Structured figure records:

########################################

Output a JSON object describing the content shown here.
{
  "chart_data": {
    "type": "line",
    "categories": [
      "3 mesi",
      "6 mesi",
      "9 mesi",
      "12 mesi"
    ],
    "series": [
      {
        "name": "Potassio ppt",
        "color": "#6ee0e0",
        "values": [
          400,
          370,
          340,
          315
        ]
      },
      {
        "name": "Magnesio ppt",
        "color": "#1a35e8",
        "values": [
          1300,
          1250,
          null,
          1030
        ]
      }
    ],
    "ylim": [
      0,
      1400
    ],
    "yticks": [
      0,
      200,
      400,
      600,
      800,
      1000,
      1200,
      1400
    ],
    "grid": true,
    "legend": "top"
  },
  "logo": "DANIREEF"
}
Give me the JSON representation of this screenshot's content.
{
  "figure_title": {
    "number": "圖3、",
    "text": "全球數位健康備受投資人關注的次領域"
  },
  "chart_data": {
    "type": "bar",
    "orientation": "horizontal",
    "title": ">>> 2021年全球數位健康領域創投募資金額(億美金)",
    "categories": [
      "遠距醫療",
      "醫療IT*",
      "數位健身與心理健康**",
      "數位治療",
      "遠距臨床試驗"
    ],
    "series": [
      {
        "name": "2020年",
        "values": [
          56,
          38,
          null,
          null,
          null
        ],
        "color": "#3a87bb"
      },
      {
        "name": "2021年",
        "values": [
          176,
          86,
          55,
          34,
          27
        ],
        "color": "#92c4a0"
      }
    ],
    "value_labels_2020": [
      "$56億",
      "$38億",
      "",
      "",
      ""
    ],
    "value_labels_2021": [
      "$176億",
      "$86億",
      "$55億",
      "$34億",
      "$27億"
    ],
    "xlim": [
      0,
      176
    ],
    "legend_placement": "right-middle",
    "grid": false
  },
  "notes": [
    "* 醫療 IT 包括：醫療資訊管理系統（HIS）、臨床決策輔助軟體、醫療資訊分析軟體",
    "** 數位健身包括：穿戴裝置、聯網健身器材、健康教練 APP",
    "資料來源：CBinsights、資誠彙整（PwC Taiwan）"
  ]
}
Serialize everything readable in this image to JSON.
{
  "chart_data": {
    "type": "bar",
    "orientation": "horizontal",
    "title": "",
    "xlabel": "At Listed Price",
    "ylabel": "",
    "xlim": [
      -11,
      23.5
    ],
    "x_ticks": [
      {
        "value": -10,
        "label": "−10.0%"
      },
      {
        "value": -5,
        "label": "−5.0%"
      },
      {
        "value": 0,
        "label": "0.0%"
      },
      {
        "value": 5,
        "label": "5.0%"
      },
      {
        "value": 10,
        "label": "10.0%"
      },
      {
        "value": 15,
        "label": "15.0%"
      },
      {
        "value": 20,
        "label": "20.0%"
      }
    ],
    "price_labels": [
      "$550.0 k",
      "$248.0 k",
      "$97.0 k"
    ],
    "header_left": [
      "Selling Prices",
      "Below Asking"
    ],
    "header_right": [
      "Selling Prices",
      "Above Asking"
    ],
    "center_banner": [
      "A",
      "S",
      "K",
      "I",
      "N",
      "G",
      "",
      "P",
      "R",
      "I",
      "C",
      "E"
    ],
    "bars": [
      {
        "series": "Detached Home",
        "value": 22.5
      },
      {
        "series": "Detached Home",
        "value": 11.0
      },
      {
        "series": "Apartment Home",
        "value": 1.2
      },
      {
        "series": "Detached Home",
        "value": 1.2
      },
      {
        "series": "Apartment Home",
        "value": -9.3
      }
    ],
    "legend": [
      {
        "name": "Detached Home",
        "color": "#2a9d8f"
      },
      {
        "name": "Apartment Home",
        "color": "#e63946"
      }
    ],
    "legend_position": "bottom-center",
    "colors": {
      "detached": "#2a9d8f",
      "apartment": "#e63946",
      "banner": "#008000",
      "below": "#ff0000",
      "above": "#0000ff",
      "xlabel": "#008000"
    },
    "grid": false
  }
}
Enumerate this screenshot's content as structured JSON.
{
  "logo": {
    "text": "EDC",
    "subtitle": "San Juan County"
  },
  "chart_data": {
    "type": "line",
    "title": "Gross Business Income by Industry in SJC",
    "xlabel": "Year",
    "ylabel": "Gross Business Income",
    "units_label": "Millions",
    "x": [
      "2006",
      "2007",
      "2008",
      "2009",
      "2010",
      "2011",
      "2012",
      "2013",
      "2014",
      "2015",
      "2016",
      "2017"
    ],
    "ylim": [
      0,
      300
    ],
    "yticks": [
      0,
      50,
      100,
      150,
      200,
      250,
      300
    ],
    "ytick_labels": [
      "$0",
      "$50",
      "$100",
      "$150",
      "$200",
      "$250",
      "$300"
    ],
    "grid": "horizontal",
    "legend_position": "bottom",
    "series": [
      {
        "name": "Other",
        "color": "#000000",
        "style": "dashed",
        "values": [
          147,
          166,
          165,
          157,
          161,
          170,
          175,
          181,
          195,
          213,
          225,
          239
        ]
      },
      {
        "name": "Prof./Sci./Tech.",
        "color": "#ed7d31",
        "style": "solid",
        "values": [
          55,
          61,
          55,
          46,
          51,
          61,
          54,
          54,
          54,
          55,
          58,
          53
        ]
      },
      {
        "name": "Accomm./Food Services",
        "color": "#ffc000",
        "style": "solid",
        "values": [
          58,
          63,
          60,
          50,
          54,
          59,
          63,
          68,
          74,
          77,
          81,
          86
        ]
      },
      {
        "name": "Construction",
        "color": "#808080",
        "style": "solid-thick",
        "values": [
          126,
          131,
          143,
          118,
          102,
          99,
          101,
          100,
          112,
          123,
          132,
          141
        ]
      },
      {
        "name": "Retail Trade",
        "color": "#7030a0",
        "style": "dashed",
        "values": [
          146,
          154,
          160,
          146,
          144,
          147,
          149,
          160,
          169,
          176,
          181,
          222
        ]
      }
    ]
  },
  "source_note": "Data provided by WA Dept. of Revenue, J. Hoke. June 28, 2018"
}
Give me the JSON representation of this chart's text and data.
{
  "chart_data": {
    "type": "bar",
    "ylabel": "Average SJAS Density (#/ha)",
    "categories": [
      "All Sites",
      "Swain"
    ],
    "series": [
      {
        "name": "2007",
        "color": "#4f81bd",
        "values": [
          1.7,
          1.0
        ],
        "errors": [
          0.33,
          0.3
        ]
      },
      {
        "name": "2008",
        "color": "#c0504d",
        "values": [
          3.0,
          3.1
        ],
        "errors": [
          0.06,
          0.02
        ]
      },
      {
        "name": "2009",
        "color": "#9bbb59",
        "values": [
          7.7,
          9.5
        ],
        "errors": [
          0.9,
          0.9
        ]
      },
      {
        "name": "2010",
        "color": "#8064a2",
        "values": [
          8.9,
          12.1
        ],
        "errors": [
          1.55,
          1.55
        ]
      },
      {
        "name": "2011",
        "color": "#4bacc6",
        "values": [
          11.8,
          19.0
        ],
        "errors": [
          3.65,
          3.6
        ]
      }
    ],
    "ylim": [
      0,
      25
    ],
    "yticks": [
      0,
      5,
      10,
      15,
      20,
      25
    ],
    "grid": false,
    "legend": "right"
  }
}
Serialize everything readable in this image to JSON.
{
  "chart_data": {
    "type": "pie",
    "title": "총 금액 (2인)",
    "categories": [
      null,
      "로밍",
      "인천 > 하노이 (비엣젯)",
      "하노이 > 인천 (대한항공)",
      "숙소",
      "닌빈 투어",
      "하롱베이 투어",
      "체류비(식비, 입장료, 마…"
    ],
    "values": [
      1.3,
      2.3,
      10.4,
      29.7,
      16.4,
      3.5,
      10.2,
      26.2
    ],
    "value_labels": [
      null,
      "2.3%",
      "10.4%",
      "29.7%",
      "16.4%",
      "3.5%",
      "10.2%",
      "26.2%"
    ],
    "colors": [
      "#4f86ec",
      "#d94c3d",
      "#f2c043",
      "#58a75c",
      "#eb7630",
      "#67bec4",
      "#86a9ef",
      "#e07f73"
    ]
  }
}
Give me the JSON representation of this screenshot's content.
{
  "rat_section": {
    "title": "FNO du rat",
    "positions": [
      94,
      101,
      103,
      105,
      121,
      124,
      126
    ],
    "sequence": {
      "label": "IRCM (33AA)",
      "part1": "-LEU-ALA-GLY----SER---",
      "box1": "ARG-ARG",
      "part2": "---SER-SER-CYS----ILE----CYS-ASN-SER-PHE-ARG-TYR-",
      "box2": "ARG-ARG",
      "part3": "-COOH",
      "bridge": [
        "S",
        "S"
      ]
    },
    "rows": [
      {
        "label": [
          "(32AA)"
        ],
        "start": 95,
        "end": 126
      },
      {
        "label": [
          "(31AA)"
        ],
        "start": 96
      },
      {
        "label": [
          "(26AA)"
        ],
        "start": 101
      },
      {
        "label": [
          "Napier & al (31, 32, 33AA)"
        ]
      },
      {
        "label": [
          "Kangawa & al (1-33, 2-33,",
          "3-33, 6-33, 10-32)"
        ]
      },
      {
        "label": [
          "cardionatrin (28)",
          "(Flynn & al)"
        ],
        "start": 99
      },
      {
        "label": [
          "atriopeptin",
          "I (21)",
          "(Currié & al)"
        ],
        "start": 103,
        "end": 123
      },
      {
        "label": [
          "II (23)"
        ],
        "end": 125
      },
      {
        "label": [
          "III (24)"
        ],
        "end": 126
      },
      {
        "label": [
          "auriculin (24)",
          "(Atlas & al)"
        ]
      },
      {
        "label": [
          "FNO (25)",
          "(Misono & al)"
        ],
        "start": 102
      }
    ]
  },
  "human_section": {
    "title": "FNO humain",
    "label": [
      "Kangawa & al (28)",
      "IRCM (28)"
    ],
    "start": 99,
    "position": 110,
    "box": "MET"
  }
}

########################################

Pick out the lines that contain "ylabel" and copy them.

    "ylabel": "",
    "ylabel": "Gross Business Income",
    "ylabel": "Average SJAS Density (#/ha)",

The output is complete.